● **Task**: Count every line where "Freire" occurs. Give the total alone.

|---|

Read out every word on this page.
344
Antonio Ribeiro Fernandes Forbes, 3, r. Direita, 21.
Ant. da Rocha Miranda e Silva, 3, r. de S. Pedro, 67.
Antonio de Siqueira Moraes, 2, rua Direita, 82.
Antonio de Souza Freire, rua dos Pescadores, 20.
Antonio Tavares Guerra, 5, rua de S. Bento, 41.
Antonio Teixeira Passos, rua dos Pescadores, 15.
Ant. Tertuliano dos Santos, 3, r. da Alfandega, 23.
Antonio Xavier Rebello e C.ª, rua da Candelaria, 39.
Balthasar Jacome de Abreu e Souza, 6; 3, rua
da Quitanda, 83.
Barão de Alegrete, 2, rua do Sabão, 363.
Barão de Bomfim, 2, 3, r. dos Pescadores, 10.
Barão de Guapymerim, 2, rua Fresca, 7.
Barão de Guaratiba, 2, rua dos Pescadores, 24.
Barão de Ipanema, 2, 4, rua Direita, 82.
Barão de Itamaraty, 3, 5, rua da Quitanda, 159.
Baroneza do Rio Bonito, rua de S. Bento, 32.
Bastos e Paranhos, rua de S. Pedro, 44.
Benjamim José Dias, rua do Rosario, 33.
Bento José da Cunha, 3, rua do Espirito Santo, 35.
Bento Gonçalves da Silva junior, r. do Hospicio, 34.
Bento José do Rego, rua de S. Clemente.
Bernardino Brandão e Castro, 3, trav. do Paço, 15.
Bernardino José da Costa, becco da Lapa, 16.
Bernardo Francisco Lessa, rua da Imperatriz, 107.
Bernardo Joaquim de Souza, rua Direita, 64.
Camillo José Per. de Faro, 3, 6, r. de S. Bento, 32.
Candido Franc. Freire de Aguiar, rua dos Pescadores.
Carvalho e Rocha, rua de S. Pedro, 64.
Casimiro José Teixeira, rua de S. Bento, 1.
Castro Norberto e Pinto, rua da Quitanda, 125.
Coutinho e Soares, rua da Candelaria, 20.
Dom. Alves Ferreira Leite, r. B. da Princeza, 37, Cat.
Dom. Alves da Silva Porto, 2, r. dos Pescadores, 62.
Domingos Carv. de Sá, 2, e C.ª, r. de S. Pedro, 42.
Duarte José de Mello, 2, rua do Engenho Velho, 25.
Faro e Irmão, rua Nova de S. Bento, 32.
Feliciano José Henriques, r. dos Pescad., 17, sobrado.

|---|

● **Full output**: 2